- [Requirement]
The answer must be an exact copy of all the data below.

- [Provided data]
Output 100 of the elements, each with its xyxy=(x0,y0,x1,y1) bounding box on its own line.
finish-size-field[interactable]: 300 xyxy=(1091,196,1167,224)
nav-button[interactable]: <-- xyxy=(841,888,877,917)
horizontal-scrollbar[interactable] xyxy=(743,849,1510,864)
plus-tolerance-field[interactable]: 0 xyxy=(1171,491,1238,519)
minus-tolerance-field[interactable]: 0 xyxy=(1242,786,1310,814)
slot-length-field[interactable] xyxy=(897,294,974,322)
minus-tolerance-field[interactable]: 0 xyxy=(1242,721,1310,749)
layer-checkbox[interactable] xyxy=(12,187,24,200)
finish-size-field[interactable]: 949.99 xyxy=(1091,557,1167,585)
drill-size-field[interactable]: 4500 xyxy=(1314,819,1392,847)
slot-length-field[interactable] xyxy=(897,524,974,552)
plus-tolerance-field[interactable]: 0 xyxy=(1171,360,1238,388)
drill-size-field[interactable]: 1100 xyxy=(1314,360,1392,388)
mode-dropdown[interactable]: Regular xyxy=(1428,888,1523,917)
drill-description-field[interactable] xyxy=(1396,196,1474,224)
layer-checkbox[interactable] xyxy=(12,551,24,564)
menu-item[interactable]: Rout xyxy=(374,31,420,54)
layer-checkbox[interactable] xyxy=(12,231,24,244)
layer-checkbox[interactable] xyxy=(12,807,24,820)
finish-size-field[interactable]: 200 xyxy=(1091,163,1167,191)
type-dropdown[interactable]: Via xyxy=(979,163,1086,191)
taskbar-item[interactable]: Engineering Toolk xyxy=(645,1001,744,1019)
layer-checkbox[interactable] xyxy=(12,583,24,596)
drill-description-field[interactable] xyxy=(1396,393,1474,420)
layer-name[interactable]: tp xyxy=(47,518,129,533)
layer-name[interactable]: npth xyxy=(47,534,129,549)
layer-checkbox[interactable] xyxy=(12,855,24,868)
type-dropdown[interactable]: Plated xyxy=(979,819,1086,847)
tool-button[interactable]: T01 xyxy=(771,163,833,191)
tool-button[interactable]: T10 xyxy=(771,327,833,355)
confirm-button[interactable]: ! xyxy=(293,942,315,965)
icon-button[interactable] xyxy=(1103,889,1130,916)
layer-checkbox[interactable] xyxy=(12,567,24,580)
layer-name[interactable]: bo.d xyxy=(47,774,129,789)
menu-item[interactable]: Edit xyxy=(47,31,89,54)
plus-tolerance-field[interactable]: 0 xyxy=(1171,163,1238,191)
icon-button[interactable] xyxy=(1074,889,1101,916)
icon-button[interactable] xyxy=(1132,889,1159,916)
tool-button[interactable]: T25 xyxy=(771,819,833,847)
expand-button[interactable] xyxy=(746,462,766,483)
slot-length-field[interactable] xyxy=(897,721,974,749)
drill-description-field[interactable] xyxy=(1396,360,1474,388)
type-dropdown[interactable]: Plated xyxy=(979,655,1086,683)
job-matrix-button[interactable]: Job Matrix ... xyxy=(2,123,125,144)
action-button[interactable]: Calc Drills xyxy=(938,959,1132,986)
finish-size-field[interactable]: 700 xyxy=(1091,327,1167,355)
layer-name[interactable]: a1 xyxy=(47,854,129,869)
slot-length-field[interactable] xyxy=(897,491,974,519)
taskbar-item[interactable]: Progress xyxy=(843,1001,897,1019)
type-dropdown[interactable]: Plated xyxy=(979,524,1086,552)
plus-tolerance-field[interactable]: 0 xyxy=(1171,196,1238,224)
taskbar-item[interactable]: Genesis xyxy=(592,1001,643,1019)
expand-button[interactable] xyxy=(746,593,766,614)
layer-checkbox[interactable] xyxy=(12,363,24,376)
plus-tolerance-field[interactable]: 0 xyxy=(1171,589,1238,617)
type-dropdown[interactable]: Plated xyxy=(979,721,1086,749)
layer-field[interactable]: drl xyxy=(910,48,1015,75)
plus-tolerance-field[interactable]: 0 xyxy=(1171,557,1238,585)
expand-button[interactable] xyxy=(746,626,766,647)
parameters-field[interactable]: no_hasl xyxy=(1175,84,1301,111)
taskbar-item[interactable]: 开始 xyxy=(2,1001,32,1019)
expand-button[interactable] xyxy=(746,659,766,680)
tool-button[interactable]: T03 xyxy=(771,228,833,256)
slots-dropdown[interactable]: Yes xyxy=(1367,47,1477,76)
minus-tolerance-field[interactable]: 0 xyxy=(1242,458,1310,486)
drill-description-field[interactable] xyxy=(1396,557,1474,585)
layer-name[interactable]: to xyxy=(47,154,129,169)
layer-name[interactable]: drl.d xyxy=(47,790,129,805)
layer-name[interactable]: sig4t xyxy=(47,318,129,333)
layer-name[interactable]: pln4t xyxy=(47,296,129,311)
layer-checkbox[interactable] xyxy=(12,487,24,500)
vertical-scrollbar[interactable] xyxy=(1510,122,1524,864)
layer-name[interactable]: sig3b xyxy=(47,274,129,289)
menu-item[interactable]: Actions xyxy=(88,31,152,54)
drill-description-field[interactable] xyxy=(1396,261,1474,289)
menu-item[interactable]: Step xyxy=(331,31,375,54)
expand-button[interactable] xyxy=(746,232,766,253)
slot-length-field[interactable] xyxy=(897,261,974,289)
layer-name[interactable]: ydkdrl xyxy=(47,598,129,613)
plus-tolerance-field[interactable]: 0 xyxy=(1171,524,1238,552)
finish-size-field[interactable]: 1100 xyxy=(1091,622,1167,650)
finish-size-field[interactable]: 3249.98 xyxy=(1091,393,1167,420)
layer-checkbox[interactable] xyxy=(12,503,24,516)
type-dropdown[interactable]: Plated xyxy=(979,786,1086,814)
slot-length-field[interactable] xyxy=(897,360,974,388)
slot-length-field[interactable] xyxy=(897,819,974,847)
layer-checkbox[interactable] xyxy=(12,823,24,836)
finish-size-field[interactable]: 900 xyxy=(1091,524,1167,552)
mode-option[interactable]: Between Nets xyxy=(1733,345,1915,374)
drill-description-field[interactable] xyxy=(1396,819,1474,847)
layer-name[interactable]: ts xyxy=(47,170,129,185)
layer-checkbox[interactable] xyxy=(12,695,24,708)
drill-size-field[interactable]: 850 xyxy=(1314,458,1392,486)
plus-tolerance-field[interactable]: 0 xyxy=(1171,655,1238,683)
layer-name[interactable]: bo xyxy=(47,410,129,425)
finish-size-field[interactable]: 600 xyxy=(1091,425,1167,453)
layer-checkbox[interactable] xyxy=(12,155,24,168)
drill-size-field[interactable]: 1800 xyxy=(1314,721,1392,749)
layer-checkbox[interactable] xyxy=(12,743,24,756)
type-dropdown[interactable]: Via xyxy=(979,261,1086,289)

- [Result below]
Output 100 of the elements, each with its xyxy=(x0,y0,x1,y1) bounding box on its own line.
finish-size-field[interactable]: 300 xyxy=(1091,196,1167,224)
nav-button[interactable]: <-- xyxy=(841,888,877,917)
horizontal-scrollbar[interactable] xyxy=(743,849,1510,864)
plus-tolerance-field[interactable]: 0 xyxy=(1171,491,1238,519)
minus-tolerance-field[interactable]: 0 xyxy=(1242,786,1310,814)
slot-length-field[interactable] xyxy=(897,294,974,322)
minus-tolerance-field[interactable]: 0 xyxy=(1242,721,1310,749)
layer-checkbox[interactable] xyxy=(12,187,24,200)
finish-size-field[interactable]: 949.99 xyxy=(1091,557,1167,585)
drill-size-field[interactable]: 4500 xyxy=(1314,819,1392,847)
slot-length-field[interactable] xyxy=(897,524,974,552)
plus-tolerance-field[interactable]: 0 xyxy=(1171,360,1238,388)
drill-size-field[interactable]: 1100 xyxy=(1314,360,1392,388)
mode-dropdown[interactable]: Regular xyxy=(1428,888,1523,917)
drill-description-field[interactable] xyxy=(1396,196,1474,224)
layer-checkbox[interactable] xyxy=(12,551,24,564)
menu-item[interactable]: Rout xyxy=(374,31,420,54)
layer-checkbox[interactable] xyxy=(12,231,24,244)
layer-checkbox[interactable] xyxy=(12,807,24,820)
finish-size-field[interactable]: 200 xyxy=(1091,163,1167,191)
type-dropdown[interactable]: Via xyxy=(979,163,1086,191)
taskbar-item[interactable]: Engineering Toolk xyxy=(645,1001,744,1019)
layer-checkbox[interactable] xyxy=(12,583,24,596)
drill-description-field[interactable] xyxy=(1396,393,1474,420)
layer-name[interactable]: tp xyxy=(47,518,129,533)
layer-name[interactable]: npth xyxy=(47,534,129,549)
layer-checkbox[interactable] xyxy=(12,855,24,868)
type-dropdown[interactable]: Plated xyxy=(979,819,1086,847)
tool-button[interactable]: T01 xyxy=(771,163,833,191)
tool-button[interactable]: T10 xyxy=(771,327,833,355)
confirm-button[interactable]: ! xyxy=(293,942,315,965)
icon-button[interactable] xyxy=(1103,889,1130,916)
layer-checkbox[interactable] xyxy=(12,567,24,580)
layer-name[interactable]: bo.d xyxy=(47,774,129,789)
menu-item[interactable]: Edit xyxy=(47,31,89,54)
plus-tolerance-field[interactable]: 0 xyxy=(1171,163,1238,191)
icon-button[interactable] xyxy=(1074,889,1101,916)
icon-button[interactable] xyxy=(1132,889,1159,916)
tool-button[interactable]: T25 xyxy=(771,819,833,847)
expand-button[interactable] xyxy=(746,462,766,483)
slot-length-field[interactable] xyxy=(897,721,974,749)
drill-description-field[interactable] xyxy=(1396,360,1474,388)
type-dropdown[interactable]: Plated xyxy=(979,655,1086,683)
job-matrix-button[interactable]: Job Matrix ... xyxy=(2,123,125,144)
action-button[interactable]: Calc Drills xyxy=(938,959,1132,986)
finish-size-field[interactable]: 700 xyxy=(1091,327,1167,355)
layer-name[interactable]: a1 xyxy=(47,854,129,869)
slot-length-field[interactable] xyxy=(897,491,974,519)
taskbar-item[interactable]: Progress xyxy=(843,1001,897,1019)
type-dropdown[interactable]: Plated xyxy=(979,524,1086,552)
plus-tolerance-field[interactable]: 0 xyxy=(1171,196,1238,224)
taskbar-item[interactable]: Genesis xyxy=(592,1001,643,1019)
expand-button[interactable] xyxy=(746,593,766,614)
layer-checkbox[interactable] xyxy=(12,363,24,376)
plus-tolerance-field[interactable]: 0 xyxy=(1171,589,1238,617)
type-dropdown[interactable]: Plated xyxy=(979,721,1086,749)
layer-field[interactable]: drl xyxy=(910,48,1015,75)
plus-tolerance-field[interactable]: 0 xyxy=(1171,557,1238,585)
expand-button[interactable] xyxy=(746,626,766,647)
parameters-field[interactable]: no_hasl xyxy=(1175,84,1301,111)
taskbar-item[interactable]: 开始 xyxy=(2,1001,32,1019)
expand-button[interactable] xyxy=(746,659,766,680)
tool-button[interactable]: T03 xyxy=(771,228,833,256)
slots-dropdown[interactable]: Yes xyxy=(1367,47,1477,76)
minus-tolerance-field[interactable]: 0 xyxy=(1242,458,1310,486)
drill-description-field[interactable] xyxy=(1396,557,1474,585)
layer-name[interactable]: to xyxy=(47,154,129,169)
layer-name[interactable]: drl.d xyxy=(47,790,129,805)
layer-name[interactable]: sig4t xyxy=(47,318,129,333)
layer-name[interactable]: pln4t xyxy=(47,296,129,311)
layer-checkbox[interactable] xyxy=(12,487,24,500)
vertical-scrollbar[interactable] xyxy=(1510,122,1524,864)
layer-name[interactable]: sig3b xyxy=(47,274,129,289)
menu-item[interactable]: Actions xyxy=(88,31,152,54)
drill-description-field[interactable] xyxy=(1396,261,1474,289)
menu-item[interactable]: Step xyxy=(331,31,375,54)
expand-button[interactable] xyxy=(746,232,766,253)
slot-length-field[interactable] xyxy=(897,261,974,289)
layer-name[interactable]: ydkdrl xyxy=(47,598,129,613)
plus-tolerance-field[interactable]: 0 xyxy=(1171,524,1238,552)
finish-size-field[interactable]: 1100 xyxy=(1091,622,1167,650)
finish-size-field[interactable]: 3249.98 xyxy=(1091,393,1167,420)
layer-checkbox[interactable] xyxy=(12,503,24,516)
type-dropdown[interactable]: Plated xyxy=(979,786,1086,814)
slot-length-field[interactable] xyxy=(897,360,974,388)
slot-length-field[interactable] xyxy=(897,819,974,847)
layer-checkbox[interactable] xyxy=(12,823,24,836)
finish-size-field[interactable]: 900 xyxy=(1091,524,1167,552)
mode-option[interactable]: Between Nets xyxy=(1733,345,1915,374)
drill-description-field[interactable] xyxy=(1396,819,1474,847)
layer-name[interactable]: ts xyxy=(47,170,129,185)
layer-checkbox[interactable] xyxy=(12,695,24,708)
drill-size-field[interactable]: 850 xyxy=(1314,458,1392,486)
plus-tolerance-field[interactable]: 0 xyxy=(1171,655,1238,683)
layer-name[interactable]: bo xyxy=(47,410,129,425)
finish-size-field[interactable]: 600 xyxy=(1091,425,1167,453)
layer-checkbox[interactable] xyxy=(12,155,24,168)
drill-size-field[interactable]: 1800 xyxy=(1314,721,1392,749)
layer-checkbox[interactable] xyxy=(12,743,24,756)
type-dropdown[interactable]: Via xyxy=(979,261,1086,289)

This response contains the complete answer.